- **Problem**:
Tally the lines that include "borghi". Output the number only.

- **Material provided**:
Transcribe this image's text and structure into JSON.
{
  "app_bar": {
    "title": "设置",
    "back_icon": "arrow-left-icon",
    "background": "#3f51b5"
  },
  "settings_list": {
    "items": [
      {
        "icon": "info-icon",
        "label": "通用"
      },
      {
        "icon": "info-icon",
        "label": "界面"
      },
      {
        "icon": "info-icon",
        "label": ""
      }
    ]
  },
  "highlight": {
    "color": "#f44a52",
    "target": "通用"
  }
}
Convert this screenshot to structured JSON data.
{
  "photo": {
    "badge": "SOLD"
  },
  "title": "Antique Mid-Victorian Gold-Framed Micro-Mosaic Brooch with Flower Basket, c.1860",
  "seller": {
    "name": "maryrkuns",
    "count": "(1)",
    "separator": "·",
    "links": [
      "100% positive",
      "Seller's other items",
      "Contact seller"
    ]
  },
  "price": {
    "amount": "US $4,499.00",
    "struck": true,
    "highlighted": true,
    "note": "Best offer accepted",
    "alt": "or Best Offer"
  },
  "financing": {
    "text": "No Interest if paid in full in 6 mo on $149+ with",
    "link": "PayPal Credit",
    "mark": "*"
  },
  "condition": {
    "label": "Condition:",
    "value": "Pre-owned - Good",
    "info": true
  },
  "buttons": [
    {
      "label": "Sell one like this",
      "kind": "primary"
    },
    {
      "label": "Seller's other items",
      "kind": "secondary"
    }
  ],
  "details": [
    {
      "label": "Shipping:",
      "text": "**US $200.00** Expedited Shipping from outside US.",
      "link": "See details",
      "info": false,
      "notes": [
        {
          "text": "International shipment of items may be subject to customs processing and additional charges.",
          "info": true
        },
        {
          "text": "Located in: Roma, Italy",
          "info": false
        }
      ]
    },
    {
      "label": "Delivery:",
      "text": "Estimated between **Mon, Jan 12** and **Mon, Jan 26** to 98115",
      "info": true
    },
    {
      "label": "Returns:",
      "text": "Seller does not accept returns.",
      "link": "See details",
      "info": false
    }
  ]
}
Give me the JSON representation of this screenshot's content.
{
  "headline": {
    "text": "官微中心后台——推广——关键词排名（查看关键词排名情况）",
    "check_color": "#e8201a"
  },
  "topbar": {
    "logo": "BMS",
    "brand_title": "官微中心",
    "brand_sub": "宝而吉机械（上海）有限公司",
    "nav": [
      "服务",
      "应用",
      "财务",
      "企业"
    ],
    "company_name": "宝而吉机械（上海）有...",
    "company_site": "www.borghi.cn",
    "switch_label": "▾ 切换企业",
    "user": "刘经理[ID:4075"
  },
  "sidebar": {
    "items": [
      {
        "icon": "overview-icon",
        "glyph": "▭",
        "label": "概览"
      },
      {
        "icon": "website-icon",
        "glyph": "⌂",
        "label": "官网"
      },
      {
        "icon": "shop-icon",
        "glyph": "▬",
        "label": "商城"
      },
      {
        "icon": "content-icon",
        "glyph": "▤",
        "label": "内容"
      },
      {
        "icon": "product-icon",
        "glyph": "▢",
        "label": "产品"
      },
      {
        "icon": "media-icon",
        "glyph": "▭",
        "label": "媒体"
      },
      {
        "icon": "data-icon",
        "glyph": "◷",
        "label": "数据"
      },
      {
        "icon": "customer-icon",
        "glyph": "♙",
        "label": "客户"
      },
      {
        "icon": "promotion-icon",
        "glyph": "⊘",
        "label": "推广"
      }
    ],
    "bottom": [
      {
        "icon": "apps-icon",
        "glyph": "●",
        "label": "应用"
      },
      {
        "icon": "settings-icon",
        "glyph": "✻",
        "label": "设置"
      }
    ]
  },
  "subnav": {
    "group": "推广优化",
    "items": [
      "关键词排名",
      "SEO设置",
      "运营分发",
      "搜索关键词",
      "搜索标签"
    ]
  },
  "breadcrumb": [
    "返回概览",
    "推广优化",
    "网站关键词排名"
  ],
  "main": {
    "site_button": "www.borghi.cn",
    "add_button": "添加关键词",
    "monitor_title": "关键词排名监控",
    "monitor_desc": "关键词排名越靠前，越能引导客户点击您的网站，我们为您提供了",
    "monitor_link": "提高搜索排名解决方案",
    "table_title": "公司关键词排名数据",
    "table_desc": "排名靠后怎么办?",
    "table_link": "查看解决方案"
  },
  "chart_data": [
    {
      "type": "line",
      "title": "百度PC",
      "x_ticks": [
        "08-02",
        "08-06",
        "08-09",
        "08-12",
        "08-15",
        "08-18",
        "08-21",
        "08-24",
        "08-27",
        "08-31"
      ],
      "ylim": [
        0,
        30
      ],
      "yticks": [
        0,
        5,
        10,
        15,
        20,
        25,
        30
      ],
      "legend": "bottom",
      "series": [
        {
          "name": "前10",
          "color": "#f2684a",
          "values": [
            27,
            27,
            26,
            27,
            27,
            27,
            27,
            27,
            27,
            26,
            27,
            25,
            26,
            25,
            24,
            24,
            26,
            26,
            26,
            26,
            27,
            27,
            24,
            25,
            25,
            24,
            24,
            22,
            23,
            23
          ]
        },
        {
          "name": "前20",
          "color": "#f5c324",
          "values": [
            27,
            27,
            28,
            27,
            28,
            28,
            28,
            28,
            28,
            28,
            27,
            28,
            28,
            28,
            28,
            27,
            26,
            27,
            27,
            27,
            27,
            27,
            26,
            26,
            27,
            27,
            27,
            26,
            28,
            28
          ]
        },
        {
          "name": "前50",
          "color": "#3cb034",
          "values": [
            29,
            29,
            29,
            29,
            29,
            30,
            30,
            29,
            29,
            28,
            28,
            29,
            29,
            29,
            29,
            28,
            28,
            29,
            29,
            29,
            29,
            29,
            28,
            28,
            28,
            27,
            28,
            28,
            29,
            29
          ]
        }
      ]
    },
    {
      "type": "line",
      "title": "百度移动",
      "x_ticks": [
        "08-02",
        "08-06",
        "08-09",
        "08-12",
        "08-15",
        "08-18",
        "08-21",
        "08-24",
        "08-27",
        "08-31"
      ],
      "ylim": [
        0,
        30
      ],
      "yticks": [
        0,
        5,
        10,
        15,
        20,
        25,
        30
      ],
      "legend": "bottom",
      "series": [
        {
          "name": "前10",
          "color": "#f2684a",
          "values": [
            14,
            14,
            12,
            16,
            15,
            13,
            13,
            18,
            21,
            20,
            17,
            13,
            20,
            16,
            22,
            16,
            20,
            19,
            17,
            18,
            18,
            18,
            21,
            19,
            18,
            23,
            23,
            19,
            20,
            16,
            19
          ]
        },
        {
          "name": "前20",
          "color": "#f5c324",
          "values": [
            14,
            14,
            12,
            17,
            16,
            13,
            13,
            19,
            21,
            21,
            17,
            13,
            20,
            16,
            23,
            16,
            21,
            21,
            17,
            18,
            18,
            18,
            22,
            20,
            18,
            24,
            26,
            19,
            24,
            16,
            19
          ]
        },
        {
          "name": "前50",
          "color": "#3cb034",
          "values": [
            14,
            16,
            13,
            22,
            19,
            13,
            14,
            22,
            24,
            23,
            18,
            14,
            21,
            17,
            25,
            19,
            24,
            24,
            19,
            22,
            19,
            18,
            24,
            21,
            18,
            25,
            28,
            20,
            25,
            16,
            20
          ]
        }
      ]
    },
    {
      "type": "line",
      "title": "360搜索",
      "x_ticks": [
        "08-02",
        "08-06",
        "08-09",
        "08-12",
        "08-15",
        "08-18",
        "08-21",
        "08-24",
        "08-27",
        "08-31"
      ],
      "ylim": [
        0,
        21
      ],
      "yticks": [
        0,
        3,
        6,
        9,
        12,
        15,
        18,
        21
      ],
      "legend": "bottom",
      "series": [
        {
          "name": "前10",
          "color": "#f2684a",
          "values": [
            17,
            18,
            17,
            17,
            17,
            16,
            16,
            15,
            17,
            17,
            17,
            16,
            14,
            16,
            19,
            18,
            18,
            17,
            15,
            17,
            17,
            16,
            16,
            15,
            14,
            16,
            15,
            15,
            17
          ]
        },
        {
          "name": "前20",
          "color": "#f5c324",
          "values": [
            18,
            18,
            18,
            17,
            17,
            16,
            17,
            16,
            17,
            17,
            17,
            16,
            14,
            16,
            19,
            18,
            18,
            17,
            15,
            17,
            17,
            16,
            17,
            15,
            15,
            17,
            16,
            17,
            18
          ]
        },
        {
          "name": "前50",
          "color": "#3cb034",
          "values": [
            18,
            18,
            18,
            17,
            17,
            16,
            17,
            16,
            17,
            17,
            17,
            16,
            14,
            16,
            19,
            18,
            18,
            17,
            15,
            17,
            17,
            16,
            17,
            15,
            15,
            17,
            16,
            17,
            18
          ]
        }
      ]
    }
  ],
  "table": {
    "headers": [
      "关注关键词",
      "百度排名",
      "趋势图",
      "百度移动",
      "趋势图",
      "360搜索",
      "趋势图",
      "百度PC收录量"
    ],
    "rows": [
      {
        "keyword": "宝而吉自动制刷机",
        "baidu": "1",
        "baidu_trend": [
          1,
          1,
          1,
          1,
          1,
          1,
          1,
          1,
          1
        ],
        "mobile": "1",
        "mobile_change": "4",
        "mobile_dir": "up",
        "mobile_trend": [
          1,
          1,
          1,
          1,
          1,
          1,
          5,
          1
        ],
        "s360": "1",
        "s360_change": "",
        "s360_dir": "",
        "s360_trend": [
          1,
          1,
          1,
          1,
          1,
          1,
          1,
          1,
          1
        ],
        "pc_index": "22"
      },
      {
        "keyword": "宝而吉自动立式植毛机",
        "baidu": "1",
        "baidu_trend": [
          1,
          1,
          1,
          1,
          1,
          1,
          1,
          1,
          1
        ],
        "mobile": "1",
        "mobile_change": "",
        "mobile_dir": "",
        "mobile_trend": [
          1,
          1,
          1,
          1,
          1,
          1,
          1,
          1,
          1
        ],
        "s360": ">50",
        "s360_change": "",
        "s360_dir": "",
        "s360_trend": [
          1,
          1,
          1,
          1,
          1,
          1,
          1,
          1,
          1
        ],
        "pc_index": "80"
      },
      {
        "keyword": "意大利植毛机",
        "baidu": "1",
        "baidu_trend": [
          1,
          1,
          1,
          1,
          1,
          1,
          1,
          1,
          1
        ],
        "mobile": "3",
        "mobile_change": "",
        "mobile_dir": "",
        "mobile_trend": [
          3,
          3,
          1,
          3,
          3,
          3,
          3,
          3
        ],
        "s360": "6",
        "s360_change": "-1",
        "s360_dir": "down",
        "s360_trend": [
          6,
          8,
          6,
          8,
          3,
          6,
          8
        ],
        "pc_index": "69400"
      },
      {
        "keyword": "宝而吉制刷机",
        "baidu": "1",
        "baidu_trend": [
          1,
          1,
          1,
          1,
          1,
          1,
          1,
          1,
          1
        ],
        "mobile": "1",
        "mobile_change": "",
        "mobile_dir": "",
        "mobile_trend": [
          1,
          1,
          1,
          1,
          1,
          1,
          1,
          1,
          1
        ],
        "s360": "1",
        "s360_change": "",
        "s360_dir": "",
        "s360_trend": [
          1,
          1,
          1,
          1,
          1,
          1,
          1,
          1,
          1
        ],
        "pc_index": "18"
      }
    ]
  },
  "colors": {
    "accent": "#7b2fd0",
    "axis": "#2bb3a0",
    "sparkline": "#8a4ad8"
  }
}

- **Written solution**:
2